TASK TO CARRY OUT: Exclude any images and output the remaining records exactly.
○ ○ ○ ○ ○
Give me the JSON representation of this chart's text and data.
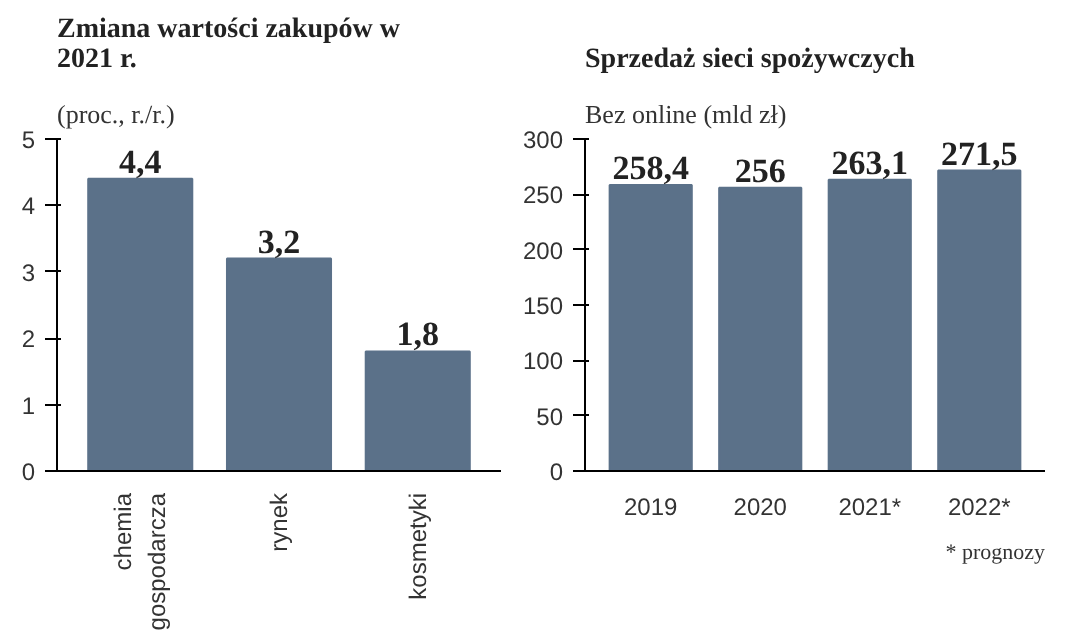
{
  "chart_data": [
    {
      "type": "bar",
      "title": "Zmiana wartości zakupów w 2021 r.",
      "subtitle": "(proc., r./r.)",
      "categories": [
        "chemia gospodarcza",
        "rynek",
        "kosmetyki"
      ],
      "values": [
        4.4,
        3.2,
        1.8
      ],
      "value_labels": [
        "4,4",
        "3,2",
        "1,8"
      ],
      "color": "#5b7189",
      "ylim": [
        0,
        5
      ],
      "yticks": [
        0,
        1,
        2,
        3,
        4,
        5
      ],
      "grid": false
    },
    {
      "type": "bar",
      "title": "Sprzedaż sieci spożywczych",
      "subtitle": "Bez online (mld zł)",
      "categories": [
        "2019",
        "2020",
        "2021*",
        "2022*"
      ],
      "values": [
        258.4,
        256,
        263.1,
        271.5
      ],
      "value_labels": [
        "258,4",
        "256",
        "263,1",
        "271,5"
      ],
      "color": "#5b7189",
      "ylim": [
        0,
        300
      ],
      "yticks": [
        0,
        50,
        100,
        150,
        200,
        250,
        300
      ],
      "grid": false,
      "annotations": [
        "* prognozy"
      ]
    }
  ]
}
○ ○ ○ ○ ○
WRITTEN SOLUTION:
Give me the JSON representation of this chart's text and data.
{
  "chart_data": [
    {
      "type": "bar",
      "title": "Zmiana wartości zakupów w 2021 r.",
      "subtitle": "(proc., r./r.)",
      "categories": [
        "chemia gospodarcza",
        "rynek",
        "kosmetyki"
      ],
      "values": [
        4.4,
        3.2,
        1.8
      ],
      "value_labels": [
        "4,4",
        "3,2",
        "1,8"
      ],
      "color": "#5b7189",
      "ylim": [
        0,
        5
      ],
      "yticks": [
        0,
        1,
        2,
        3,
        4,
        5
      ],
      "grid": false
    },
    {
      "type": "bar",
      "title": "Sprzedaż sieci spożywczych",
      "subtitle": "Bez online (mld zł)",
      "categories": [
        "2019",
        "2020",
        "2021*",
        "2022*"
      ],
      "values": [
        258.4,
        256,
        263.1,
        271.5
      ],
      "value_labels": [
        "258,4",
        "256",
        "263,1",
        "271,5"
      ],
      "color": "#5b7189",
      "ylim": [
        0,
        300
      ],
      "yticks": [
        0,
        50,
        100,
        150,
        200,
        250,
        300
      ],
      "grid": false,
      "annotations": [
        "* prognozy"
      ]
    }
  ]
}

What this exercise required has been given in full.